____ Texte fourni

Le cagrilintide (AM833) et la combinaison avec le sémaglutide dans un stylo injecteur nommé CagriSema® : « Le cagrilintide est une molécule peptidique et acylée, analogue de l’amyline, un peptide digestif co-sécrété avec l’insuline par la cellule bêta-pancréatique qui a un effet clair sur la réduction de la prise alimentaire », confirme le Pr Disse. Des études de phase 2 avec le cagrilintide en monothérapie a plusieurs doses ont pu montrer l’efficacité de ce peptide pour induire une perte de poids significative, « 10 % environ en 20 semaines de traitement) vs placebo en situation d’obésité. La combinaison du cagrilintide avec le sémaglutide agit sur plusieurs cibles (le récepteur à l’amyline et les récepteurs au GLP-1). Il est attendu des pertes de poids plus importantes qu’avec chaque produit utilisé en monothérapie. La principale étude de phase 2 avec la combinaison CagriSema® retrouve une perte de poids moyenne de 17 % sans atteinte du plateau en 20 semaines de traitement, ce qui correspond à la perte de poids observée sous sémaglutide 2,4 mg/semaine au bout de 1 an de traitement. L’étude pivot, REDEFINE-1 (dans le cadre du programme d’études de phase 3 pour la combinaison CagriSema®), vient de commencer avec plusieurs sites français impliqués. Les résultats de ces travaux devraient être connus dans 2 ans environ. Il est attendu des pertes de poids particulièrement importantes sous cette combinaison.»
Sur cette thématique des analogues de l’amyline, nous pouvons évoquer :
« L’amycrétine, un co-agoniste des récepteurs de l’amyline et du GLP-1, formulé avec le SNAC pour lui permettre une administration par voie orale. Cette molécule innovante est en phase 1 actuellement. »
Le BI 456906, un « co-agoniste des récepteurs au GLP-1 et au glucagon ». Cette molécule « diminue la prise alimentaire par induction de la satiété (effet GP1) et augmente la dépense énergétique (effet Glucagon) », précise le Pr Disse. « Ce peptide permet des injections hebdomadaires. Son effet est neutre sur la glycémie grâce à la combinaison du GLP-1 et du glucagon. » Dans une étude de phase 2, « chez des patients diabétiques de type 2 » le BI 456906 a permis pour « un tiers d’entre eux une perte de 10 % de leur poids en 16 semaines ». Cette molécule prometteuse devrait débuter son programme de phase 3 prochainement au sein de plusieurs Centres Spécialisés Obésité français.

________
____ Liste des données

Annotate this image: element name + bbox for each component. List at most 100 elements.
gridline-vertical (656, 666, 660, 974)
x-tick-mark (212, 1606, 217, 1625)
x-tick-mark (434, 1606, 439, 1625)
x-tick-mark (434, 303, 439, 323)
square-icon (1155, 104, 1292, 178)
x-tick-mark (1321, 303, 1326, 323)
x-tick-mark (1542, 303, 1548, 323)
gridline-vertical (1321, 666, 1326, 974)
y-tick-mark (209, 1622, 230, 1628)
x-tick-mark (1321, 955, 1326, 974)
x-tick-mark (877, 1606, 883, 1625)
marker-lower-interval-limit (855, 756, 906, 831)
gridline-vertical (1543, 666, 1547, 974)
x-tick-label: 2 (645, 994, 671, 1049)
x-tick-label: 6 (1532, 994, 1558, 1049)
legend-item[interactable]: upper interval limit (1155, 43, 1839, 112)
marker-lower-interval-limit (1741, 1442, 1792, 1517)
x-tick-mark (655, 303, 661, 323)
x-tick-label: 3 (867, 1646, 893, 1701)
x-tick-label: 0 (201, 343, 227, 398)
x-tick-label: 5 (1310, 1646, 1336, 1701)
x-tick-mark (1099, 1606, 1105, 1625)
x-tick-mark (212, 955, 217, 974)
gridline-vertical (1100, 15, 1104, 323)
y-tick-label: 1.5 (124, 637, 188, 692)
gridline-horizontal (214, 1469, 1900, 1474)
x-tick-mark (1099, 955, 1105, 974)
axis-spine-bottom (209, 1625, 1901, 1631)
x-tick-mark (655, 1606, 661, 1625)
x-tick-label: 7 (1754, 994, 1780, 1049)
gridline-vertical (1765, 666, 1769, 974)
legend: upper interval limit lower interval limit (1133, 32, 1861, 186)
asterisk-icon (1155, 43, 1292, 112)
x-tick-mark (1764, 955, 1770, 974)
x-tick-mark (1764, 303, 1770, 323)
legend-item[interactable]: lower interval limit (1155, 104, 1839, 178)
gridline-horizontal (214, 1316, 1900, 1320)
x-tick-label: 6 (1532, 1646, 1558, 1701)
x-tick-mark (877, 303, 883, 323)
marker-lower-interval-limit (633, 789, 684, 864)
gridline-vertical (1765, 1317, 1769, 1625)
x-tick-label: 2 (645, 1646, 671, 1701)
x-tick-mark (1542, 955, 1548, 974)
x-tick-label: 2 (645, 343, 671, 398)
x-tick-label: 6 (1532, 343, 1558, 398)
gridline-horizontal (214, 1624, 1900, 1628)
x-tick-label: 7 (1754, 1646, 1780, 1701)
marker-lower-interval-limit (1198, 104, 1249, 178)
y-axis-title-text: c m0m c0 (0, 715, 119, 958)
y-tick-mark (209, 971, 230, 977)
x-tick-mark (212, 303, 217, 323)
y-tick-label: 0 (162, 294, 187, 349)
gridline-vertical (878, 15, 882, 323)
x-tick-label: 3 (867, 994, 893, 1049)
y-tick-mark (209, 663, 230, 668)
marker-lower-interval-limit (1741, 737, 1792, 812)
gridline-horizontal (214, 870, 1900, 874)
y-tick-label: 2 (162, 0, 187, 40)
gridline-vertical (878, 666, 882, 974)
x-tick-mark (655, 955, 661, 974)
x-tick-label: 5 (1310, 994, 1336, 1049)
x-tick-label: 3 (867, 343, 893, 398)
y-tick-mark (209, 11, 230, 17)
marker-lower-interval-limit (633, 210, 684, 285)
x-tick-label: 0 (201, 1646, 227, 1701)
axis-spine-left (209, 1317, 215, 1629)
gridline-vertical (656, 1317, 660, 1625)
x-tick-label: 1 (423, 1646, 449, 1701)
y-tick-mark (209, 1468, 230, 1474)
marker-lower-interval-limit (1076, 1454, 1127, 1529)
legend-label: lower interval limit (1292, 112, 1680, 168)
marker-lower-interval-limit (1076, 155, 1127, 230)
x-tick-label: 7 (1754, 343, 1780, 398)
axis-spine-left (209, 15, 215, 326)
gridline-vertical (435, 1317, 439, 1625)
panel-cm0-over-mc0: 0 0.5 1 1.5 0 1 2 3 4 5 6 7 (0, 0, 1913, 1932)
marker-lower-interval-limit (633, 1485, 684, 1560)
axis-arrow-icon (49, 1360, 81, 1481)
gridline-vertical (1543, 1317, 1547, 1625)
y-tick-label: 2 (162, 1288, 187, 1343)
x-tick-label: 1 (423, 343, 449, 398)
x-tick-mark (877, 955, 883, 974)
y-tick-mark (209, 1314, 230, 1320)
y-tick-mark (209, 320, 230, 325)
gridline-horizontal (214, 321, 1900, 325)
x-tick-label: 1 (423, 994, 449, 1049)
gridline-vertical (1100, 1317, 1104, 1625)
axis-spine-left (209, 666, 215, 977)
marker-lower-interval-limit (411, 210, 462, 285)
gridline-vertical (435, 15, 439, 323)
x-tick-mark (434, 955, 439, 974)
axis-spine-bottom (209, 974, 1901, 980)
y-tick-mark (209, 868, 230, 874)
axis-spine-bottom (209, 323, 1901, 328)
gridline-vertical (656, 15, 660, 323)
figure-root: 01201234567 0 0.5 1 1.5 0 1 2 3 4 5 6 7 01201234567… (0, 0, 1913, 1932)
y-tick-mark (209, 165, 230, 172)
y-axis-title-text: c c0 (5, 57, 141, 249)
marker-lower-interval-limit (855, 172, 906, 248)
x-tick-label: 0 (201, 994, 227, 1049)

________

* **Liste des tâches**:
(A) D'après le texte fourni, quelle perte de poids moyenne la principale étude de phase 2 avec la combinaison CagriSema® a-t-elle retrouvée en 20 semaines de traitement ?
(B) Énumérez tous les types de récepteurs mentionnés dans le texte fourni.

* **Résultats par tâche**:
(A) Une perte de poids moyenne de 17 %, sans atteinte du plateau.

(B)
- Le récepteur à l'amyline
- Les récepteurs au GLP-1
- Les récepteurs au glucagon